Task to complete
Your task is to reproduce the entries below word for word.

## START Supplied material

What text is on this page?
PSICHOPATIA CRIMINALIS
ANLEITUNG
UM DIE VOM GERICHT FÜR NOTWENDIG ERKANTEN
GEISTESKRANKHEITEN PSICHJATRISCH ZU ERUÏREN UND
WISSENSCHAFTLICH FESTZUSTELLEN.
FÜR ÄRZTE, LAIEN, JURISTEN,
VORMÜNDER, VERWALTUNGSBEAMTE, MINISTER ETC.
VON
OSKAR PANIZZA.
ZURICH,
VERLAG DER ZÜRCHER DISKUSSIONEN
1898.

## END Supplied material

Correct answer
What text is on this page?
PSICHOPATIA CRIMINALIS
ANLEITUNG
UM DIE VOM GERICHT FÜR NOTWENDIG ERKANTEN
GEISTESKRANKHEITEN PSICHJATRISCH ZU ERUÏREN UND
WISSENSCHAFTLICH FESTZUSTELLEN.
FÜR ÄRZTE, LAIEN, JURISTEN,
VORMÜNDER, VERWALTUNGSBEAMTE, MINISTER ETC.
VON
OSKAR PANIZZA.
ZURICH,
VERLAG DER ZÜRCHER DISKUSSIONEN
1898.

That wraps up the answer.